#### EXERCISE DESCRIPTION:
Hunt for the word "datum" across the entries below, copying each line that holds it.

(Records excerpted from a collection)
▬▬▬▬▬▬

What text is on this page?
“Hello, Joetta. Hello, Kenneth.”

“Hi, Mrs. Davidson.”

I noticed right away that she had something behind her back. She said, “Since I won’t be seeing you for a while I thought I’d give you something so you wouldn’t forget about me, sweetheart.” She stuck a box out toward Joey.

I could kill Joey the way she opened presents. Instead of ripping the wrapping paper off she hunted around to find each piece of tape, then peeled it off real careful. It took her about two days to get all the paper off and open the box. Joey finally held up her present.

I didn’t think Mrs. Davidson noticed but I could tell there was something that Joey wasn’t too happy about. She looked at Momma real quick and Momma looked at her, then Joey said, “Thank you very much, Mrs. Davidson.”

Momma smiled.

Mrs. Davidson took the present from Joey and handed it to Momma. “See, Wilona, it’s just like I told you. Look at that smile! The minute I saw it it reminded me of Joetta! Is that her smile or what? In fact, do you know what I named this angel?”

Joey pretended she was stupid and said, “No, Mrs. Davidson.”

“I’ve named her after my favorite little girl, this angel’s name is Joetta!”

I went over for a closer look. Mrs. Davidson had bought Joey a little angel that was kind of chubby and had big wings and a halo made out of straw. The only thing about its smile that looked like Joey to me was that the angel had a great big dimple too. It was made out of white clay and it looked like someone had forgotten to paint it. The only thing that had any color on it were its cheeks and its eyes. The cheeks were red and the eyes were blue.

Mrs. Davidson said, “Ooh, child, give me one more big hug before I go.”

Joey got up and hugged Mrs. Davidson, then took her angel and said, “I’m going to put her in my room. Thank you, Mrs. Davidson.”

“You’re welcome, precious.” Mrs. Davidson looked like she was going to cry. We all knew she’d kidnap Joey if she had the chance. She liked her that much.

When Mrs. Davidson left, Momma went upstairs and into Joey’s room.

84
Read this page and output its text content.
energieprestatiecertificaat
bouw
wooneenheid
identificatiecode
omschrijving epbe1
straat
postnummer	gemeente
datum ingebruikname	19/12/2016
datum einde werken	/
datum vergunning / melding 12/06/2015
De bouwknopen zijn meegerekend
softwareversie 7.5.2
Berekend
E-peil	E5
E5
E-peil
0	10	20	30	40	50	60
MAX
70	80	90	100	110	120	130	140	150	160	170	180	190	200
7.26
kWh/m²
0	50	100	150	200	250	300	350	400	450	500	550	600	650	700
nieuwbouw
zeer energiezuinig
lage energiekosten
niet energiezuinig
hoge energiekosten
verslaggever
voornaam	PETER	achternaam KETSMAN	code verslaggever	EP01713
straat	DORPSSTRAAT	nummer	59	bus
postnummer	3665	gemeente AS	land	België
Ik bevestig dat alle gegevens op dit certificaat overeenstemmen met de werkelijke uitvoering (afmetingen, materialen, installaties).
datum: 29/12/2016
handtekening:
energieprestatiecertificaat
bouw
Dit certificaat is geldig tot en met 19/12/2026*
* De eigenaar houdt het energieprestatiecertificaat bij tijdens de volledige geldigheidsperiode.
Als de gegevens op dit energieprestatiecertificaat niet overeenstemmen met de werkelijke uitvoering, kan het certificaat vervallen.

▬▬▬▬▬▬

#### FULL OUTPUT:
datum ingebruikname	19/12/2016
datum einde werken	/
datum vergunning / melding 12/06/2015
datum: 29/12/2016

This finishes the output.